Exercise directions
In full and without alteration, give the listing again.

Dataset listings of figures
— Start —

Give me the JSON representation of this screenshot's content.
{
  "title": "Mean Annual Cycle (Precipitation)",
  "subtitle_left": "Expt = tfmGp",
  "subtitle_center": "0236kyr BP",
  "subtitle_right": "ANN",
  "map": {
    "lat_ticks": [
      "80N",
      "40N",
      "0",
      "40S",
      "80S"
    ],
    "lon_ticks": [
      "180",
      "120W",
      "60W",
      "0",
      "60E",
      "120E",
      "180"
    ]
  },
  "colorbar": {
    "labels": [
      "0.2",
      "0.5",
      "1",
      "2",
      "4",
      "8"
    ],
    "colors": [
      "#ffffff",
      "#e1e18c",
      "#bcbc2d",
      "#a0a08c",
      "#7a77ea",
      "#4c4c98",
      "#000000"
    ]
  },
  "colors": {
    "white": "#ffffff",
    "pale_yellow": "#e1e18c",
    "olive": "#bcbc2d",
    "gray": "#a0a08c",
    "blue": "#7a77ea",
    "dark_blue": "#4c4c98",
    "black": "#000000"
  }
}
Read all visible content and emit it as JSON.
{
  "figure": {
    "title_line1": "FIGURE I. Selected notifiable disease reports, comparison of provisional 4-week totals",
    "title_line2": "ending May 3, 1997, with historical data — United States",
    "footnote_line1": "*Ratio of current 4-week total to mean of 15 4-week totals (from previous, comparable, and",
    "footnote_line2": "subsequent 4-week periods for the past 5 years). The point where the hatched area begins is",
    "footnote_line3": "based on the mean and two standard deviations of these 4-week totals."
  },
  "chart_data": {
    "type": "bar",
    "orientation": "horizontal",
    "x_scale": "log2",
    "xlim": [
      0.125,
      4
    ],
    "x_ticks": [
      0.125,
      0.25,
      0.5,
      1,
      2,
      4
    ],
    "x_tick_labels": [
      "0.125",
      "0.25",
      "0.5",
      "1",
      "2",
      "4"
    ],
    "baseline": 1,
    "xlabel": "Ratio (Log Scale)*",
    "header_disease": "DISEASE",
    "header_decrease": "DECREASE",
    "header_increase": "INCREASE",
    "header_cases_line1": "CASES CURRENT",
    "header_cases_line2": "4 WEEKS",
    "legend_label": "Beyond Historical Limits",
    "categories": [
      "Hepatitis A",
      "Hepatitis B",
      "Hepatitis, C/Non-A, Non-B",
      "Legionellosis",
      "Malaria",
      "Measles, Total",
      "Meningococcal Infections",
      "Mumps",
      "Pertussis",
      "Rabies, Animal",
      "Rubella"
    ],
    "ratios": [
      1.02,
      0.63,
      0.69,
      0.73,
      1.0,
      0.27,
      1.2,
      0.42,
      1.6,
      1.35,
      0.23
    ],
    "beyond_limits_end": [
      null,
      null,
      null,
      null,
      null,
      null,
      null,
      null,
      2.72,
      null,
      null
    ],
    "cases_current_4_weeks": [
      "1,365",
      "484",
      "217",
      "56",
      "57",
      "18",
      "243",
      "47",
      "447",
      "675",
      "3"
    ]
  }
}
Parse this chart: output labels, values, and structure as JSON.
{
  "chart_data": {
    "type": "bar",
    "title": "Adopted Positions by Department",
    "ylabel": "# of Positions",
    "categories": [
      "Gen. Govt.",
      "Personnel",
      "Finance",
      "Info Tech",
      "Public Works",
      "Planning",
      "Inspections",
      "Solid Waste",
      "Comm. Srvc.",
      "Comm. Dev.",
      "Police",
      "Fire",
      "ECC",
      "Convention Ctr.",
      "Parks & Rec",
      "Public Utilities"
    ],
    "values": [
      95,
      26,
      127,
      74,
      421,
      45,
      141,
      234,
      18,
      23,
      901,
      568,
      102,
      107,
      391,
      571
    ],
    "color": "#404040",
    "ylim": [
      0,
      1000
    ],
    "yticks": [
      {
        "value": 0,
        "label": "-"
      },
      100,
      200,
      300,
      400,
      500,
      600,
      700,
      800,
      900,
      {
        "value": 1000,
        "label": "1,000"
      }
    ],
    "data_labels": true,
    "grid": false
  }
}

— End —

Exercise response
Give me the JSON representation of this screenshot's content.
{
  "title": "Mean Annual Cycle (Precipitation)",
  "subtitle_left": "Expt = tfmGp",
  "subtitle_center": "0236kyr BP",
  "subtitle_right": "ANN",
  "map": {
    "lat_ticks": [
      "80N",
      "40N",
      "0",
      "40S",
      "80S"
    ],
    "lon_ticks": [
      "180",
      "120W",
      "60W",
      "0",
      "60E",
      "120E",
      "180"
    ]
  },
  "colorbar": {
    "labels": [
      "0.2",
      "0.5",
      "1",
      "2",
      "4",
      "8"
    ],
    "colors": [
      "#ffffff",
      "#e1e18c",
      "#bcbc2d",
      "#a0a08c",
      "#7a77ea",
      "#4c4c98",
      "#000000"
    ]
  },
  "colors": {
    "white": "#ffffff",
    "pale_yellow": "#e1e18c",
    "olive": "#bcbc2d",
    "gray": "#a0a08c",
    "blue": "#7a77ea",
    "dark_blue": "#4c4c98",
    "black": "#000000"
  }
}
Read all visible content and emit it as JSON.
{
  "figure": {
    "title_line1": "FIGURE I. Selected notifiable disease reports, comparison of provisional 4-week totals",
    "title_line2": "ending May 3, 1997, with historical data — United States",
    "footnote_line1": "*Ratio of current 4-week total to mean of 15 4-week totals (from previous, comparable, and",
    "footnote_line2": "subsequent 4-week periods for the past 5 years). The point where the hatched area begins is",
    "footnote_line3": "based on the mean and two standard deviations of these 4-week totals."
  },
  "chart_data": {
    "type": "bar",
    "orientation": "horizontal",
    "x_scale": "log2",
    "xlim": [
      0.125,
      4
    ],
    "x_ticks": [
      0.125,
      0.25,
      0.5,
      1,
      2,
      4
    ],
    "x_tick_labels": [
      "0.125",
      "0.25",
      "0.5",
      "1",
      "2",
      "4"
    ],
    "baseline": 1,
    "xlabel": "Ratio (Log Scale)*",
    "header_disease": "DISEASE",
    "header_decrease": "DECREASE",
    "header_increase": "INCREASE",
    "header_cases_line1": "CASES CURRENT",
    "header_cases_line2": "4 WEEKS",
    "legend_label": "Beyond Historical Limits",
    "categories": [
      "Hepatitis A",
      "Hepatitis B",
      "Hepatitis, C/Non-A, Non-B",
      "Legionellosis",
      "Malaria",
      "Measles, Total",
      "Meningococcal Infections",
      "Mumps",
      "Pertussis",
      "Rabies, Animal",
      "Rubella"
    ],
    "ratios": [
      1.02,
      0.63,
      0.69,
      0.73,
      1.0,
      0.27,
      1.2,
      0.42,
      1.6,
      1.35,
      0.23
    ],
    "beyond_limits_end": [
      null,
      null,
      null,
      null,
      null,
      null,
      null,
      null,
      2.72,
      null,
      null
    ],
    "cases_current_4_weeks": [
      "1,365",
      "484",
      "217",
      "56",
      "57",
      "18",
      "243",
      "47",
      "447",
      "675",
      "3"
    ]
  }
}
Parse this chart: output labels, values, and structure as JSON.
{
  "chart_data": {
    "type": "bar",
    "title": "Adopted Positions by Department",
    "ylabel": "# of Positions",
    "categories": [
      "Gen. Govt.",
      "Personnel",
      "Finance",
      "Info Tech",
      "Public Works",
      "Planning",
      "Inspections",
      "Solid Waste",
      "Comm. Srvc.",
      "Comm. Dev.",
      "Police",
      "Fire",
      "ECC",
      "Convention Ctr.",
      "Parks & Rec",
      "Public Utilities"
    ],
    "values": [
      95,
      26,
      127,
      74,
      421,
      45,
      141,
      234,
      18,
      23,
      901,
      568,
      102,
      107,
      391,
      571
    ],
    "color": "#404040",
    "ylim": [
      0,
      1000
    ],
    "yticks": [
      {
        "value": 0,
        "label": "-"
      },
      100,
      200,
      300,
      400,
      500,
      600,
      700,
      800,
      900,
      {
        "value": 1000,
        "label": "1,000"
      }
    ],
    "data_labels": true,
    "grid": false
  }
}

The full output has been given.